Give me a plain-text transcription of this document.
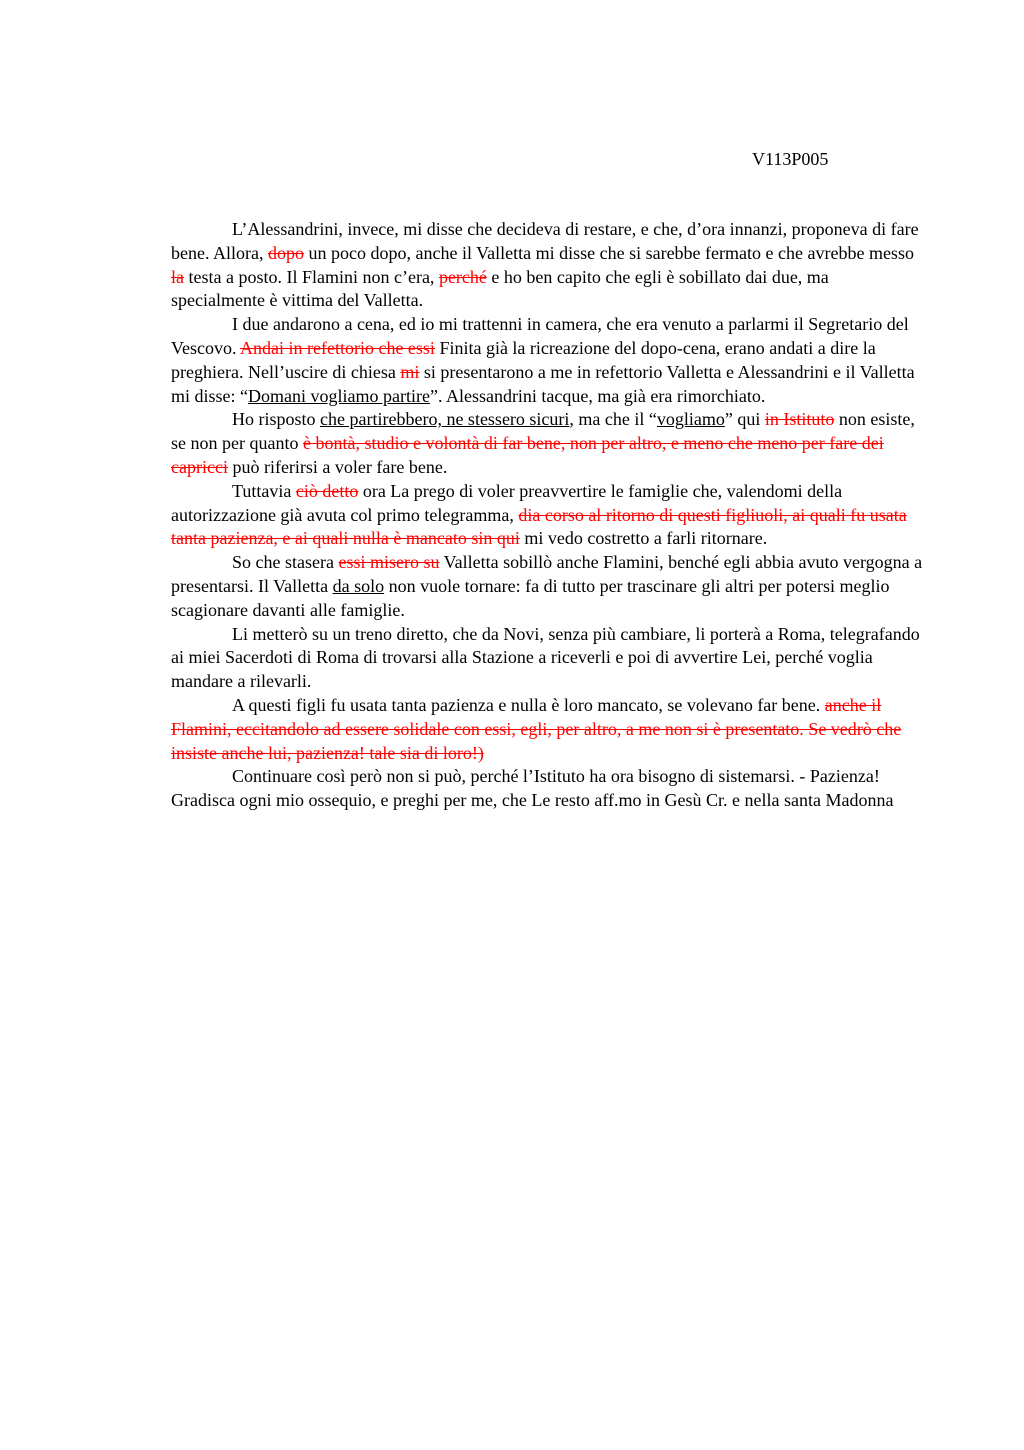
V113P005

L’Alessandrini, invece, mi disse che decideva di restare, e che, d’ora innanzi, proponeva di fare bene. Allora, dopo un poco dopo, anche il Valletta mi disse che si sarebbe fermato e che avrebbe messo la testa a posto. Il Flamini non c’era, perché e ho ben capito che egli è sobillato dai due, ma specialmente è vittima del Valletta.

I due andarono a cena, ed io mi trattenni in camera, che era venuto a parlarmi il Segretario del Vescovo. Andai in refettorio che essi Finita già la ricreazione del dopo-cena, erano andati a dire la preghiera. Nell’uscire di chiesa mi si presentarono a me in refettorio Valletta e Alessandrini e il Valletta mi disse: “Domani vogliamo partire”. Alessandrini tacque, ma già era rimorchiato.

Ho risposto che partirebbero, ne stessero sicuri, ma che il “vogliamo” qui in Istituto non esiste, se non per quanto è bontà, studio e volontà di far bene, non per altro, e meno che meno per fare dei capricci può riferirsi a voler fare bene.

Tuttavia ciò detto ora La prego di voler preavvertire le famiglie che, valendomi della autorizzazione già avuta col primo telegramma, dia corso al ritorno di questi figliuoli, ai quali fu usata tanta pazienza, e ai quali nulla è mancato sin qui mi vedo costretto a farli ritornare.

So che stasera essi misero su Valletta sobillò anche Flamini, benché egli abbia avuto vergogna a presentarsi. Il Valletta da solo non vuole tornare: fa di tutto per trascinare gli altri per potersi meglio scagionare davanti alle famiglie.

Li metterò su un treno diretto, che da Novi, senza più cambiare, li porterà a Roma, telegrafando ai miei Sacerdoti di Roma di trovarsi alla Stazione a riceverli e poi di avvertire Lei, perché voglia mandare a rilevarli.

A questi figli fu usata tanta pazienza e nulla è loro mancato, se volevano far bene. anche il Flamini, eccitandolo ad essere solidale con essi, egli, per altro, a me non si è presentato. Se vedrò che insiste anche lui, pazienza! tale sia di loro!)

Continuare così però non si può, perché l’Istituto ha ora bisogno di sistemarsi. - Pazienza! Gradisca ogni mio ossequio, e preghi per me, che Le resto aff.mo in Gesù Cr. e nella santa Madonna
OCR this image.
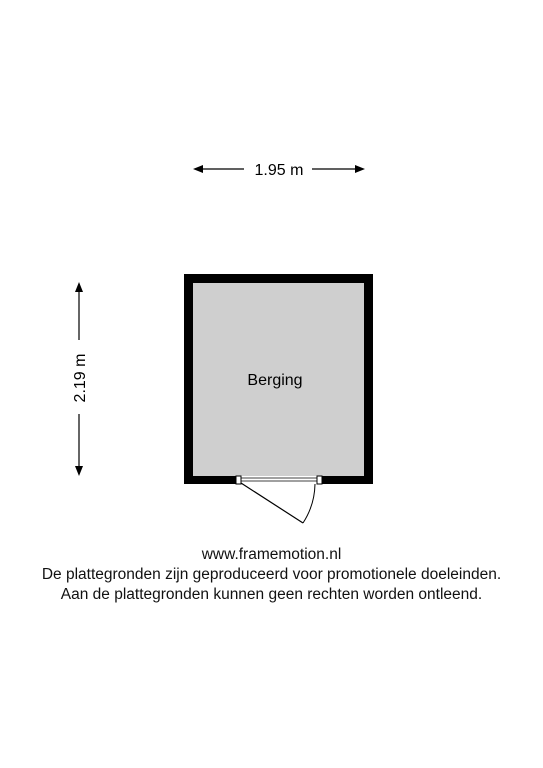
1.95 m
2.19 m	Berging
www.framemotion.nl
De plattegronden zijn geproduceerd voor promotionele doeleinden.
Aan de plattegronden kunnen geen rechten worden ontleend.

» **Required work**: Images must not appear in the copy; reproduce everything else in the records verbatim.

» **Solution for this task**:
Give me a plain-text transcription of this document.
V113P005

L’Alessandrini, invece, mi disse che decideva di restare, e che, d’ora innanzi, proponeva di fare bene. Allora, dopo un poco dopo, anche il Valletta mi disse che si sarebbe fermato e che avrebbe messo la testa a posto. Il Flamini non c’era, perché e ho ben capito che egli è sobillato dai due, ma specialmente è vittima del Valletta.

I due andarono a cena, ed io mi trattenni in camera, che era venuto a parlarmi il Segretario del Vescovo. Andai in refettorio che essi Finita già la ricreazione del dopo-cena, erano andati a dire la preghiera. Nell’uscire di chiesa mi si presentarono a me in refettorio Valletta e Alessandrini e il Valletta mi disse: “Domani vogliamo partire”. Alessandrini tacque, ma già era rimorchiato.

Ho risposto che partirebbero, ne stessero sicuri, ma che il “vogliamo” qui in Istituto non esiste, se non per quanto è bontà, studio e volontà di far bene, non per altro, e meno che meno per fare dei capricci può riferirsi a voler fare bene.

Tuttavia ciò detto ora La prego di voler preavvertire le famiglie che, valendomi della autorizzazione già avuta col primo telegramma, dia corso al ritorno di questi figliuoli, ai quali fu usata tanta pazienza, e ai quali nulla è mancato sin qui mi vedo costretto a farli ritornare.

So che stasera essi misero su Valletta sobillò anche Flamini, benché egli abbia avuto vergogna a presentarsi. Il Valletta da solo non vuole tornare: fa di tutto per trascinare gli altri per potersi meglio scagionare davanti alle famiglie.

Li metterò su un treno diretto, che da Novi, senza più cambiare, li porterà a Roma, telegrafando ai miei Sacerdoti di Roma di trovarsi alla Stazione a riceverli e poi di avvertire Lei, perché voglia mandare a rilevarli.

A questi figli fu usata tanta pazienza e nulla è loro mancato, se volevano far bene. anche il Flamini, eccitandolo ad essere solidale con essi, egli, per altro, a me non si è presentato. Se vedrò che insiste anche lui, pazienza! tale sia di loro!)

Continuare così però non si può, perché l’Istituto ha ora bisogno di sistemarsi. - Pazienza! Gradisca ogni mio ossequio, e preghi per me, che Le resto aff.mo in Gesù Cr. e nella santa Madonna
OCR this image.
1.95 m
2.19 m	Berging
www.framemotion.nl
De plattegronden zijn geproduceerd voor promotionele doeleinden.
Aan de plattegronden kunnen geen rechten worden ontleend.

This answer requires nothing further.